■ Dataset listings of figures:
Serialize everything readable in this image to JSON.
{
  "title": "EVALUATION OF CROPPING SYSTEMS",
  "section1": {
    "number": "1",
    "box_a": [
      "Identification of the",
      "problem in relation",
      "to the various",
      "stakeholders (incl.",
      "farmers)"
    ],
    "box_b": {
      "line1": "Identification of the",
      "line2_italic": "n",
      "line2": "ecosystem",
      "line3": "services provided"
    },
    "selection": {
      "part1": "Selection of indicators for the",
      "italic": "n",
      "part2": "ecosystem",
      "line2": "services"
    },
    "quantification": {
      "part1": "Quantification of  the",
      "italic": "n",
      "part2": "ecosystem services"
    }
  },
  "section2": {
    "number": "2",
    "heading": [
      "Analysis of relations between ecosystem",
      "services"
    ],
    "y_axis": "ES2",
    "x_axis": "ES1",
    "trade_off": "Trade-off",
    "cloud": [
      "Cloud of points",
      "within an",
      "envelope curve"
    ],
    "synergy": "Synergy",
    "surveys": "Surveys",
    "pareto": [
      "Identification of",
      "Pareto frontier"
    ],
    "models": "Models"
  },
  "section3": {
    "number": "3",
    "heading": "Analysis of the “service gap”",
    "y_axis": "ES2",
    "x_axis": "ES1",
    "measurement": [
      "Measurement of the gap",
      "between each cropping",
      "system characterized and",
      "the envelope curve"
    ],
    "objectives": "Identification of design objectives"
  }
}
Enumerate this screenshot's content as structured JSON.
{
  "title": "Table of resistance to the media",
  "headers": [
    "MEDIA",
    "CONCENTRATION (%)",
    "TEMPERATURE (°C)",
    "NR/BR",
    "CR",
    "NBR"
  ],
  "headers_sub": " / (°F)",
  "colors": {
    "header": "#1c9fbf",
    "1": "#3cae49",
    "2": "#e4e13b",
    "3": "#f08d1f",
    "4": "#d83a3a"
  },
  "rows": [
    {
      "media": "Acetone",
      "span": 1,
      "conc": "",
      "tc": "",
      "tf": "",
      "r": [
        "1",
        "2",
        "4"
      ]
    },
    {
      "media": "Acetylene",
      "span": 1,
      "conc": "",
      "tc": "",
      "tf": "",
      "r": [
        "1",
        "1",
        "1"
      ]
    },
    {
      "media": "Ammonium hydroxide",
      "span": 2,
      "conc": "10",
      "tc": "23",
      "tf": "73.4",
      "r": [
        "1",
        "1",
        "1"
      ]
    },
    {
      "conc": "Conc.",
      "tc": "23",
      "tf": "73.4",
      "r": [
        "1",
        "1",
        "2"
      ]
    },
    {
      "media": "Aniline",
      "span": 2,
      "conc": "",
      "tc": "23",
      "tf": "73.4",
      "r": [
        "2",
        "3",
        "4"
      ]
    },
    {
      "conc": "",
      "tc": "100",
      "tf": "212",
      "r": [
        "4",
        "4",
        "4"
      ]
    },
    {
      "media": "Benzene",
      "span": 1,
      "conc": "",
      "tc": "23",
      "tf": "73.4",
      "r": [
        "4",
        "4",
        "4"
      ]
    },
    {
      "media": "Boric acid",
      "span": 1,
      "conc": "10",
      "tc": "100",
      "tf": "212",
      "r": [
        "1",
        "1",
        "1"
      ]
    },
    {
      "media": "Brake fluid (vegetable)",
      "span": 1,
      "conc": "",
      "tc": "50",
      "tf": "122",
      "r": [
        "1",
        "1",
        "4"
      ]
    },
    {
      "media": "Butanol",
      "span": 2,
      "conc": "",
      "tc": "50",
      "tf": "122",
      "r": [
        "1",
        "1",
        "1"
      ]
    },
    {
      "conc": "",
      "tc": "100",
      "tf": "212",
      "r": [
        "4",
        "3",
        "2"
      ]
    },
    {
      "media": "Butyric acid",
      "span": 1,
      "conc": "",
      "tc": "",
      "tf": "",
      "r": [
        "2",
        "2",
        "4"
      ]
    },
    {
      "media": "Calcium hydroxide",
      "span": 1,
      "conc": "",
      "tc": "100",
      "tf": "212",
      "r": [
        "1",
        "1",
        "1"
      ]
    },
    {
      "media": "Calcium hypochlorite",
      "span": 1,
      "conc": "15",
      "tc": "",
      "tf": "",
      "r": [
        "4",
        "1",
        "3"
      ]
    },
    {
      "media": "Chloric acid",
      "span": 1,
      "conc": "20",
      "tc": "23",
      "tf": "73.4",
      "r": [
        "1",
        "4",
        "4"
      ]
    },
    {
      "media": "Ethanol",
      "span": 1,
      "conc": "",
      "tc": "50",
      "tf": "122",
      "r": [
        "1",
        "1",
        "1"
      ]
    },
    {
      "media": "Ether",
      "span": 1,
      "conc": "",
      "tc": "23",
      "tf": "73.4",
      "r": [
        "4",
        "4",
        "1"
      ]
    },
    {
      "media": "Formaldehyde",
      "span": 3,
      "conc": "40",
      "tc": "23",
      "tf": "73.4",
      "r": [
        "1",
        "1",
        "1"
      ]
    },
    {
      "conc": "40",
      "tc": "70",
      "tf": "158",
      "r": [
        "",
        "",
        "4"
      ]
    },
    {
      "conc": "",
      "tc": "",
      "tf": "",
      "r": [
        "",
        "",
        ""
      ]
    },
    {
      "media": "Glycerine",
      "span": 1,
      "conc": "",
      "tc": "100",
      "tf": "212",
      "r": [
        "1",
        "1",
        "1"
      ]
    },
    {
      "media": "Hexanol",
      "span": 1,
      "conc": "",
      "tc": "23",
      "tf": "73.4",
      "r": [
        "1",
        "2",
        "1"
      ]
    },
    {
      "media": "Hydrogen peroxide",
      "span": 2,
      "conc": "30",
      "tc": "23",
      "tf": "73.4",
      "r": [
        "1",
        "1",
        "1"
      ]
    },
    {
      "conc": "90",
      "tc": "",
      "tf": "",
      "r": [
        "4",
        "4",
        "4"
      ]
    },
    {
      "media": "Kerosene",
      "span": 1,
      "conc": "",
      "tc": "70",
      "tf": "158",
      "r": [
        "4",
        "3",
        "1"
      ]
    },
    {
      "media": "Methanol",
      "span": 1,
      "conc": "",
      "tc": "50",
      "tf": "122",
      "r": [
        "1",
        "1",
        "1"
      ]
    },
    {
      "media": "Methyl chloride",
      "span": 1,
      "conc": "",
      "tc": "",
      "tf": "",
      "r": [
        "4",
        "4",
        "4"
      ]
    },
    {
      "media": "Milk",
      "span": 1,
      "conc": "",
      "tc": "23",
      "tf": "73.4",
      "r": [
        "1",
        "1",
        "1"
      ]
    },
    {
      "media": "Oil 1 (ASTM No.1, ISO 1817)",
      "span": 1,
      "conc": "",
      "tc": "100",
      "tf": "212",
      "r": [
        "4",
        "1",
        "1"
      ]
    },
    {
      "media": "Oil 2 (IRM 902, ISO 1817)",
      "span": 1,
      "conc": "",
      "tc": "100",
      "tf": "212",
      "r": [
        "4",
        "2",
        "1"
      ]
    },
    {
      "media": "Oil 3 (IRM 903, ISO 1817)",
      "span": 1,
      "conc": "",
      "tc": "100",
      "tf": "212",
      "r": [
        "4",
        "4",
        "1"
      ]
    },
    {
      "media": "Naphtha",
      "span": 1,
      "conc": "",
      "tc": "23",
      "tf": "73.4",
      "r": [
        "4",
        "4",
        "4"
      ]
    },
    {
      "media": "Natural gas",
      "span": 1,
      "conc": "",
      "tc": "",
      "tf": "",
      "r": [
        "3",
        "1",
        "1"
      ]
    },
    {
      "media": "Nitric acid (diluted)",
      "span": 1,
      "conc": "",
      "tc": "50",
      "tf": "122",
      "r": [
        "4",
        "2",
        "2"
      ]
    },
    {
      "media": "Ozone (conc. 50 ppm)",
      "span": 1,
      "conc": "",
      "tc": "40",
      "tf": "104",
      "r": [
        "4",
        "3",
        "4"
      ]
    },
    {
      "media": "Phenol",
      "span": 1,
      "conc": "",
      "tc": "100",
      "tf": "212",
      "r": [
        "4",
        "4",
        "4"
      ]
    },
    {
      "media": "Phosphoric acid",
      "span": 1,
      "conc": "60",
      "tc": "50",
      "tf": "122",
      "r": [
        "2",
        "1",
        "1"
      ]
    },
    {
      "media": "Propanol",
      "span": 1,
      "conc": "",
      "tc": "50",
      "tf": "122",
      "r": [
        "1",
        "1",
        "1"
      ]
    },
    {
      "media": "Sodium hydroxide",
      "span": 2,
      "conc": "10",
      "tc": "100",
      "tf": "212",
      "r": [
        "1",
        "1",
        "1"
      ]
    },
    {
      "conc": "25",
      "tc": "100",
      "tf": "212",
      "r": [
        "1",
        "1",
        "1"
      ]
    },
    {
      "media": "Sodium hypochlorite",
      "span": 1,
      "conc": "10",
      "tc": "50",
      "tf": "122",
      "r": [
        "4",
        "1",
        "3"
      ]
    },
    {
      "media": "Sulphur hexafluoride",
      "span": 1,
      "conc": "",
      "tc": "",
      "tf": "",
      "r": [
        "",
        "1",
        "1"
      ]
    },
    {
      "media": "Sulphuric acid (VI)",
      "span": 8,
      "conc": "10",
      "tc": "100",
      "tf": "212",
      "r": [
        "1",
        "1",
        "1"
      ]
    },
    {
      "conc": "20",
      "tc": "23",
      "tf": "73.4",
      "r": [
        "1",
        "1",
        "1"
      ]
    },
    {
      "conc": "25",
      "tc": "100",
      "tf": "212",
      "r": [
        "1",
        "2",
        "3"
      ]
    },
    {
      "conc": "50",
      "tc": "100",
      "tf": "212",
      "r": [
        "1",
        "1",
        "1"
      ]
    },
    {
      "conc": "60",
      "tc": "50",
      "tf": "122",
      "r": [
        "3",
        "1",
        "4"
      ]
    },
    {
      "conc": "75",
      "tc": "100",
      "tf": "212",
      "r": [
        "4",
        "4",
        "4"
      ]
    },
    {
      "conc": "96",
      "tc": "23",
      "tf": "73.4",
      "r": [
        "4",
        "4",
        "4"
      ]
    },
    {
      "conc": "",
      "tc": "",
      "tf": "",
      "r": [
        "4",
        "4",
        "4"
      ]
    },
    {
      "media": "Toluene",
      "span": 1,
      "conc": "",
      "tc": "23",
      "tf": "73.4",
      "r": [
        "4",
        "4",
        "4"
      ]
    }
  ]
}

■ The problem:
Reply with the number of lines in the data that include the string "between" and nothing else.

■ Solved problem:
2